(Records)
####

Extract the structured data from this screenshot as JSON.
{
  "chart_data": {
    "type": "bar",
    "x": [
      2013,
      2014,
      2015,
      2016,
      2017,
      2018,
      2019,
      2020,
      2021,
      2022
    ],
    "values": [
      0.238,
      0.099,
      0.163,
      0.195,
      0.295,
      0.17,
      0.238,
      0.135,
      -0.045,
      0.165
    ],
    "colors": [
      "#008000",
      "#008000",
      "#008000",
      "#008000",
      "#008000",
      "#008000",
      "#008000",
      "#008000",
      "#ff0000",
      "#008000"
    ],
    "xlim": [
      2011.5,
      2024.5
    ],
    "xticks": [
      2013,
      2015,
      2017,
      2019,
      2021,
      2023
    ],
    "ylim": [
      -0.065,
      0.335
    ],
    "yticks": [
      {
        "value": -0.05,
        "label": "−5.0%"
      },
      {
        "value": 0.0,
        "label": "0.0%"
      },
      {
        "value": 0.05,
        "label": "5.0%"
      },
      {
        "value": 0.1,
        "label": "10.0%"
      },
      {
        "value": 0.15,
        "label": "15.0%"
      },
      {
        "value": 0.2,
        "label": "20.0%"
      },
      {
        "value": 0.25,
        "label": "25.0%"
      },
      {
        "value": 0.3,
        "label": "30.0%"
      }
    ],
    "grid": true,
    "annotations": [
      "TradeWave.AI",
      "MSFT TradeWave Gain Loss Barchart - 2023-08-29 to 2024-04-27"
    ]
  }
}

####

Using the records above, list each line that includes "TradeWave".

> [Task output]:
      "TradeWave.AI",
      "MSFT TradeWave Gain Loss Barchart - 2023-08-29 to 2024-04-27"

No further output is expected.